** MATERIALS PROVIDED **
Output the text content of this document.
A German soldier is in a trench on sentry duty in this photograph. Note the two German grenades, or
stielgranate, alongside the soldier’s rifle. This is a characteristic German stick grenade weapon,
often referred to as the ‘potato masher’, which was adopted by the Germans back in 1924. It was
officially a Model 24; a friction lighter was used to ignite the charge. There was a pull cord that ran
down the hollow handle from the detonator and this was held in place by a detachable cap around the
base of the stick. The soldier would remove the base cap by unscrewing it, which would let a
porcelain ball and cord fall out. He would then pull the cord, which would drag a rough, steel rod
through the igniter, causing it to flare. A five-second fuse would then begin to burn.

==

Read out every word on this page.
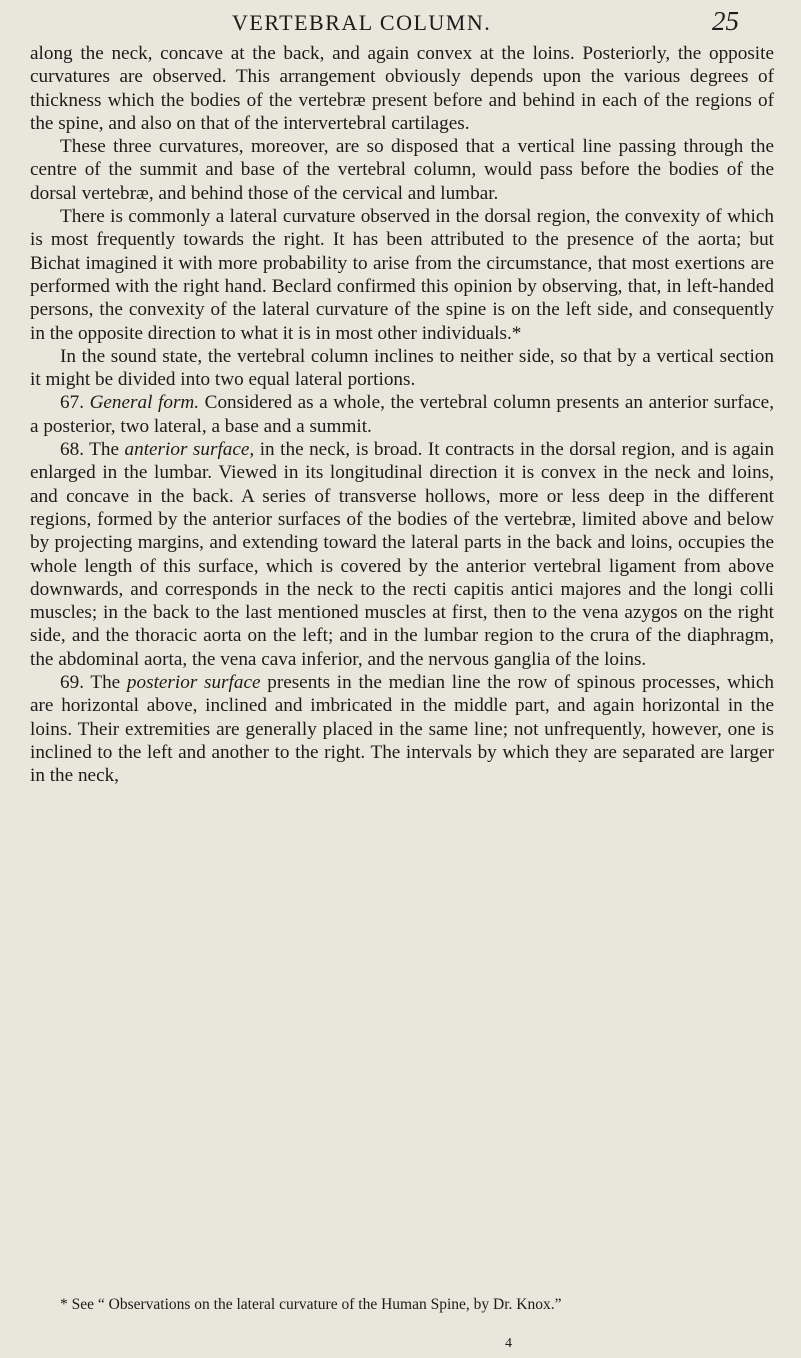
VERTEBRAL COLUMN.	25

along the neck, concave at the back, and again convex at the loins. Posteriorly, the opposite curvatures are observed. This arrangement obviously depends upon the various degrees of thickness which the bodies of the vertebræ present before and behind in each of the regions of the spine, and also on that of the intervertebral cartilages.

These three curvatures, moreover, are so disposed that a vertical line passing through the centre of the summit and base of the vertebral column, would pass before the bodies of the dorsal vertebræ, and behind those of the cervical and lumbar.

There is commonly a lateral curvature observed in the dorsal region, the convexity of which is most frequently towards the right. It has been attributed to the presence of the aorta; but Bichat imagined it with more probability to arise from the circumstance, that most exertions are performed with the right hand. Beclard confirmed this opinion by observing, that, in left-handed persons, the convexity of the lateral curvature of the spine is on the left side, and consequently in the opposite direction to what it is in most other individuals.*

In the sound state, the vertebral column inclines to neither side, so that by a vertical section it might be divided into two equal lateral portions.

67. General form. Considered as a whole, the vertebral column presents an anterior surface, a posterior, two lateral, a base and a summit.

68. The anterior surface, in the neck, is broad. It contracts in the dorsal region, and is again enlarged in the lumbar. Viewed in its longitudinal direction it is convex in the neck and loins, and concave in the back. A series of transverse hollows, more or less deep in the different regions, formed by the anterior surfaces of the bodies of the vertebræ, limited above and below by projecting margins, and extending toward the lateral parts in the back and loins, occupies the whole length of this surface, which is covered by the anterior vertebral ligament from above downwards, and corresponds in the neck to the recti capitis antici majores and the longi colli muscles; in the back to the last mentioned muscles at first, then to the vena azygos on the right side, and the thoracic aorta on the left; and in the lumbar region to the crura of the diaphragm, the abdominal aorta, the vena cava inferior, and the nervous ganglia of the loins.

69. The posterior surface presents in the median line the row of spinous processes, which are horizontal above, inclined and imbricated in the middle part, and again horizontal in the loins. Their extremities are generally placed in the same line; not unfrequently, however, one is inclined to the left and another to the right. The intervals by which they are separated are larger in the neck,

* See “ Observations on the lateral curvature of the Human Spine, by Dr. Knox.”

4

** EXERCISE TASK **
Pick out and copy the lines of the material that include the word "observed".

** EXERCISE SOLUTION **
along the neck, concave at the back, and again convex at the loins. Posteriorly, the opposite curvatures are observed. This arrangement obviously depends upon the various degrees of thickness which the bodies of the vertebræ present before and behind in each of the regions of the spine, and also on that of the intervertebral cartilages.
There is commonly a lateral curvature observed in the dorsal region, the convexity of which is most frequently towards the right. It has been attributed to the presence of the aorta; but Bichat imagined it with more probability to arise from the circumstance, that most exertions are performed with the right hand. Beclard confirmed this opinion by observing, that, in left-handed persons, the convexity of the lateral curvature of the spine is on the left side, and consequently in the opposite direction to what it is in most other individuals.*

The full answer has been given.